This suggests to me that you're not getting the point: The Court owed fealty to the Constitution, not to its own precedents.
Some precedents will be consistent with the Constitution, they should be upheld; But not because they are precedents, because upholding them is upholding the Constitution.
Some precedents will be inconsistent with the Constitution, they should be overturned; But not because they are precedents, because overturning them is upholding the Constitution.
And, I guess, some will fall somewhere in between; Plausibly consistent with the Constitution, but there are other plausible readings. Here, precedent might serve as a tie breaker between alternate admissible readings.
But where the Constitution speaks clearly, or clearly is silent, precedent MUST fall before its primacy.
The Court owed fealty to the Constitution, not to its own precedents.
Except that precedents are part of Constitutional jurisprudence. This was intended and understood in the Founding era, is a well known doctrine followed even today.
You may have the overtowering ego to ignore past Justices, but Stare and 8 of the 9 Justices all believe precedent is something not to be overturned based on your personal whims about the Constitution, even if you've decided it 'speaks clearly.'
I suggest you look at the Supreme court's oaths.
1) “I, _________, do solemnly swear (or affirm) that I will support and defend the Constitution of the United States against all enemies, foreign and domestic; that I will bear true faith and allegiance to the same; that I take this obligation freely, without any mental reservation or purpose of evasion; and that I will well and faithfully discharge the duties of the office on which I am about to enter. So help me God.”

» Raw data:
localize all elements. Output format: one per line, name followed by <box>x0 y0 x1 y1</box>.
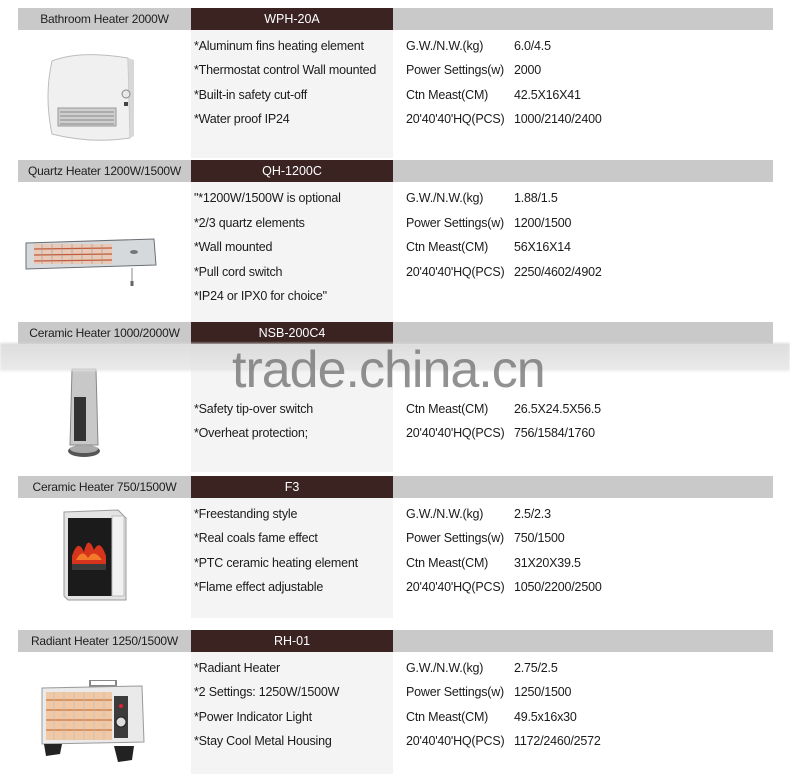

» Exercises:
1. Please restate the precedent discussion from "Some precedents will be consistent" up to and including "overturning them is upholding the Constitution.", swapping "overturned" for "reversed".
2. Carry the precedent discussion on from its final line.

» Results by task:
1.
Some precedents will be consistent with the Constitution, they should be upheld; But not because they are precedents, because upholding them is upholding the Constitution.
Some precedents will be inconsistent with the Constitution, they should be reversed; But not because they are precedents, because overturning them is upholding the Constitution.

2.
2)“I, _________, do solemnly swear (or affirm) that I will administer justice without respect to persons, and do equal right to the poor and to the rich, and that I will faithfully and impartially discharge and perform all the duties incumbent upon me as _________ under the Constitution and laws of the United States. So help me God.”
See any mention of precedent in either?
Sure, precedents are examples of constitutional jurisprudence, which is to say, the work product of judges, concerning the Constitution. The Constitution in all cases is superior to mere precedent. Once the Justices decide a precedent is contrary to it, they're oath bound to overturn it.
The judicial power, as understood both originally and today, includes precedent as part of it's operation.
You have this idiotic revealed faith idea that the Constitution's One And Clear Truth is evident to those of sufficient purity. No - the fact that you let your certainty carry your hot take above all others is a personality flaw you have; it is not part of the Constitution.
Precedent is other smart people who have been institutionally charged with thinking about these problems. Maybe they're wrong - that happens. But deciding you're right just because you are *very very sure* and therefore needn't refer to them? That's not the Constitution being superior, that's just adopting a jurisprudence of personal pride.
It is the essence of men over the law.
You're talking about the judicial power, and I'm talking about the judicial duty.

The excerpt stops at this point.